═════ RECORD EXTRACTS
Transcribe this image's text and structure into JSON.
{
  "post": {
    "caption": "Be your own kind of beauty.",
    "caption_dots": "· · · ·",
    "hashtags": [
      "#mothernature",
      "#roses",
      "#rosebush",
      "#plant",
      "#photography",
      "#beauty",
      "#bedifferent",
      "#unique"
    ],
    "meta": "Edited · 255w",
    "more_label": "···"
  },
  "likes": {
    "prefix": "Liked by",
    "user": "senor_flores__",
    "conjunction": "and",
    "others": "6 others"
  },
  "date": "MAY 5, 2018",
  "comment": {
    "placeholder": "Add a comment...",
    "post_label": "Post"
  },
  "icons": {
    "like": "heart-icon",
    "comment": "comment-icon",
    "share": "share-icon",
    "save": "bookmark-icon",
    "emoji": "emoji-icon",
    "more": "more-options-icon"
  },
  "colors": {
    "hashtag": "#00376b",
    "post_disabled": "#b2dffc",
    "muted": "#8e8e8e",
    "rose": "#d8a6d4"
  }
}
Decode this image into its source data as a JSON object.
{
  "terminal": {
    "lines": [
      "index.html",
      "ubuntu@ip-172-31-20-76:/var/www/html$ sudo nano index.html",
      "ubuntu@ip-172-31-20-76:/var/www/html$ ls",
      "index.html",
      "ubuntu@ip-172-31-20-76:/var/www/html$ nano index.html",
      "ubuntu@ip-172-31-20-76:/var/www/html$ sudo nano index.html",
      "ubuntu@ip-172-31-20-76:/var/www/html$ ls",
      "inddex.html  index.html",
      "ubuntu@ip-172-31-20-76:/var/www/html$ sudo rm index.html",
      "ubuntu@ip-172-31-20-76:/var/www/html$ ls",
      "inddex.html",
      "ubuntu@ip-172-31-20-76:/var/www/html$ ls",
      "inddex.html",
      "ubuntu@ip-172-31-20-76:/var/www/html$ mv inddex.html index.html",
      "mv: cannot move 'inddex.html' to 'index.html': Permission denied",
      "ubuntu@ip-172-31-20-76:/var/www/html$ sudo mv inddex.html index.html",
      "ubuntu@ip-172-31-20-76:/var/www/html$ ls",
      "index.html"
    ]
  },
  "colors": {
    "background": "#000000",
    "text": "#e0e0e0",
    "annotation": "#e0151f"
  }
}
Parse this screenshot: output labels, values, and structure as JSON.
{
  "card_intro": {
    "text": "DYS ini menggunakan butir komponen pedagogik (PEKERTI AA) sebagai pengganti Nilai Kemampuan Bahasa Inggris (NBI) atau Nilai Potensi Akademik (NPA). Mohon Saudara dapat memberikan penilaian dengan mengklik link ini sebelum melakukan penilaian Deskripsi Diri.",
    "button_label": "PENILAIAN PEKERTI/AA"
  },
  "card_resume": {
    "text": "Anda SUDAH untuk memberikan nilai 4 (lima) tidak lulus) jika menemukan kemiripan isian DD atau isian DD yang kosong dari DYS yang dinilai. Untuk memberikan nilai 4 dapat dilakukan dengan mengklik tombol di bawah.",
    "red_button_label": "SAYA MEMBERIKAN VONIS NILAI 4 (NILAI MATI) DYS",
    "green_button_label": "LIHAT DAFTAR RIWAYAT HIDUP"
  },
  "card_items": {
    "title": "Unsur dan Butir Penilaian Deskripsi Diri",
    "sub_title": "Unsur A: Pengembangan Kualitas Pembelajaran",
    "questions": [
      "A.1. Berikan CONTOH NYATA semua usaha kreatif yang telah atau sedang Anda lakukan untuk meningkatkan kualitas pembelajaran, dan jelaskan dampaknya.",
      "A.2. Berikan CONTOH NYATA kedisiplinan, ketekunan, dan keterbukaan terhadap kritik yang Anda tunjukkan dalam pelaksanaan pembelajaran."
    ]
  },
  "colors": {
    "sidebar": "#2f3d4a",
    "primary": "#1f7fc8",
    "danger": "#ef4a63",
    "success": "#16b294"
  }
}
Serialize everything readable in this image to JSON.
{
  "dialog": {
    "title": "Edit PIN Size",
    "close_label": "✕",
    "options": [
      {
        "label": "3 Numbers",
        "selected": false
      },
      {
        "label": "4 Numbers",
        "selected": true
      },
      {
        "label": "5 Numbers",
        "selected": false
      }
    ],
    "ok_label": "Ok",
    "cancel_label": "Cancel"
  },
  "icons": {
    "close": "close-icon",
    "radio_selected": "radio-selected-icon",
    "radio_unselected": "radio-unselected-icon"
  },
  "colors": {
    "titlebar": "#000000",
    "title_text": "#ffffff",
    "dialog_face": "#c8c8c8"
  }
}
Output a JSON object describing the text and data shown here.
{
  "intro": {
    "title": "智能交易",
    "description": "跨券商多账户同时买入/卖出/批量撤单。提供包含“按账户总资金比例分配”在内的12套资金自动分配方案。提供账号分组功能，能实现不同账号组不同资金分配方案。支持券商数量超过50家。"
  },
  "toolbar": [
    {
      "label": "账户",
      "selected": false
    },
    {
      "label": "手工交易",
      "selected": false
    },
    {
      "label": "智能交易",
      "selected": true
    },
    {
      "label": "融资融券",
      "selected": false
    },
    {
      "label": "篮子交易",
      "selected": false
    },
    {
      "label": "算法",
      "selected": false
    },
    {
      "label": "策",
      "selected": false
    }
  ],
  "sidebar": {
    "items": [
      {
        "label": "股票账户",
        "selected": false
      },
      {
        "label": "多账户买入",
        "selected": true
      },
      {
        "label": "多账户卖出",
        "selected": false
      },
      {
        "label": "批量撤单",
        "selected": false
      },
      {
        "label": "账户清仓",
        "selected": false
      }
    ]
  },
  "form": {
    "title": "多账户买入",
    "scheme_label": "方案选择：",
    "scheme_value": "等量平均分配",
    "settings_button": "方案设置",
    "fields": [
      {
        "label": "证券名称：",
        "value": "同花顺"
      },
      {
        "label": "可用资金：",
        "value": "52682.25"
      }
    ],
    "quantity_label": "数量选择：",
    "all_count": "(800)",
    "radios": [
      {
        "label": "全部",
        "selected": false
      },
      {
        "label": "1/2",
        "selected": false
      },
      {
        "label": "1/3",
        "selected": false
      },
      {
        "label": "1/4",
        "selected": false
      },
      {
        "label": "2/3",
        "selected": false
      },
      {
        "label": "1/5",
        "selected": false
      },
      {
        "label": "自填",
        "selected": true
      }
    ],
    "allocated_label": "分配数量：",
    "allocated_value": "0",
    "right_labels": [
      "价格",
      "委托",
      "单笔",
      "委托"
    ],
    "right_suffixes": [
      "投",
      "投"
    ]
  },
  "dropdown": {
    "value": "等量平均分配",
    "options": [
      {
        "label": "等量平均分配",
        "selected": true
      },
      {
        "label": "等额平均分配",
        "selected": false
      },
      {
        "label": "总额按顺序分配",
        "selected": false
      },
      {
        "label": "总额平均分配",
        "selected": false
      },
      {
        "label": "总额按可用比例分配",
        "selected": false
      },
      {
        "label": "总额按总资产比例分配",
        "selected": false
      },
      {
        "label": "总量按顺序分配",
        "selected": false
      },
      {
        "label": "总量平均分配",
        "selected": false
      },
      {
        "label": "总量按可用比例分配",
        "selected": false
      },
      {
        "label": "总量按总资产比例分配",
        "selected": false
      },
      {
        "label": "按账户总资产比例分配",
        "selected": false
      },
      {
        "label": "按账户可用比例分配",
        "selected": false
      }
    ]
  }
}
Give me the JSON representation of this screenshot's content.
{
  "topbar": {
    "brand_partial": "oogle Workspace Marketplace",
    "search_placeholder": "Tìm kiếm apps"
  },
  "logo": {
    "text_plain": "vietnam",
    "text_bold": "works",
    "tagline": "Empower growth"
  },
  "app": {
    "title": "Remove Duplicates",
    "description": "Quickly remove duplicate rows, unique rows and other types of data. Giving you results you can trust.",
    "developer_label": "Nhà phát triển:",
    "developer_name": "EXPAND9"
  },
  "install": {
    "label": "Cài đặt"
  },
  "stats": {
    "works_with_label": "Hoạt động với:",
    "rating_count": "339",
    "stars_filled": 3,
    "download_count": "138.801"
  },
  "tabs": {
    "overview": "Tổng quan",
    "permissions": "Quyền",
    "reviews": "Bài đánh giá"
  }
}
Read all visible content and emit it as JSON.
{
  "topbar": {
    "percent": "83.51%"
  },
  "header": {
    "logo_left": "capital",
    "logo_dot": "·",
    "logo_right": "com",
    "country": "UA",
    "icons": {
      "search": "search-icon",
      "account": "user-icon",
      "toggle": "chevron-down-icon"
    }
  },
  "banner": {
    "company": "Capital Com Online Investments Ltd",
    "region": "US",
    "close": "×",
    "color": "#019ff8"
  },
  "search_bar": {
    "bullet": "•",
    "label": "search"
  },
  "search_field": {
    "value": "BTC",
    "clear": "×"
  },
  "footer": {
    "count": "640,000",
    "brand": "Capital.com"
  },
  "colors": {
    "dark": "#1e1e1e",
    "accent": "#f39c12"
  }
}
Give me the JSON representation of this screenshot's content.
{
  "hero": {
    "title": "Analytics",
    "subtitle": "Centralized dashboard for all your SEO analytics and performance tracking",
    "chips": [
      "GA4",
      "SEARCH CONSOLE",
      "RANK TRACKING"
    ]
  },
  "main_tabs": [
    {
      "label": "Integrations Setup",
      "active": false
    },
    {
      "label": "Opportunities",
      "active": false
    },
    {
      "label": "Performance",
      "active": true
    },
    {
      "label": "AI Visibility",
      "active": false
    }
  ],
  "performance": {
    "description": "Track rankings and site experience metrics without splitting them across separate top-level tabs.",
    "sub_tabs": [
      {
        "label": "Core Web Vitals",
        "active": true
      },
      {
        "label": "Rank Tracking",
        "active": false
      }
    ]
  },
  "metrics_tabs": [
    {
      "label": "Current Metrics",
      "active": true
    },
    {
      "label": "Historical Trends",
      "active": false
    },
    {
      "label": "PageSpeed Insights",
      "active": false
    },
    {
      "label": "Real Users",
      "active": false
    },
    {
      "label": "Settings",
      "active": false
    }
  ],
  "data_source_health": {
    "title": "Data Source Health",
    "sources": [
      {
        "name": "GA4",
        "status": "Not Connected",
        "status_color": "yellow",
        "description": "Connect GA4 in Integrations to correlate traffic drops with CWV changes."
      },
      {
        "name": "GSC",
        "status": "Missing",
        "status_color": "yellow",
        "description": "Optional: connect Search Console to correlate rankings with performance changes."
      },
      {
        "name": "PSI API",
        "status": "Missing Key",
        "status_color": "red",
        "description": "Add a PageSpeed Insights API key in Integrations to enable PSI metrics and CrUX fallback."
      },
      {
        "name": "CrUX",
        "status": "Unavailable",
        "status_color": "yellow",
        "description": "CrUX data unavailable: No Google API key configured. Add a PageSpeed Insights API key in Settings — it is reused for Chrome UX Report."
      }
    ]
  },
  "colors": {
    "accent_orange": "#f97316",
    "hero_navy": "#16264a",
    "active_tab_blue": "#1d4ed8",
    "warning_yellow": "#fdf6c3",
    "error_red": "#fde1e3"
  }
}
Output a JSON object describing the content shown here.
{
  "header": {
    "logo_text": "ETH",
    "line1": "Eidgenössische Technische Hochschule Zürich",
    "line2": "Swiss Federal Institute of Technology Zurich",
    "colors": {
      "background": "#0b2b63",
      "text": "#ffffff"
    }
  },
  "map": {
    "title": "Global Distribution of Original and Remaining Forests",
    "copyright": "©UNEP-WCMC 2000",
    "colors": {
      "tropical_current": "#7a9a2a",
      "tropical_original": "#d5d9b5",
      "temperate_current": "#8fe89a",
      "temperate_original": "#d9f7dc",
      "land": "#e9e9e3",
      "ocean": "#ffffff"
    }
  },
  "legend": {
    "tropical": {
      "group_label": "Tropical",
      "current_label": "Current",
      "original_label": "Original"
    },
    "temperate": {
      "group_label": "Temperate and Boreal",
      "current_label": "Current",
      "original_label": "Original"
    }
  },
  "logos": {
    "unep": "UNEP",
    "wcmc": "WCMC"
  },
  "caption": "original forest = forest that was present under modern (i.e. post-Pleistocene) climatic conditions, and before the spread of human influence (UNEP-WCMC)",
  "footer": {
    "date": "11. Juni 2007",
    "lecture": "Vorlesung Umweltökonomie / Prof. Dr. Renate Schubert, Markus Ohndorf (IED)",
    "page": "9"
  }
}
══════════
* DESCRIPTION OF THE TASK *
Return, from the data, each line that has the word "PageSpeed" in it.

* THE ANSWER *
      "label": "PageSpeed Insights",
        "description": "Add a PageSpeed Insights API key in Integrations to enable PSI metrics and CrUX fallback."
        "description": "CrUX data unavailable: No Google API key configured. Add a PageSpeed Insights API key in Settings — it is reused for Chrome UX Report."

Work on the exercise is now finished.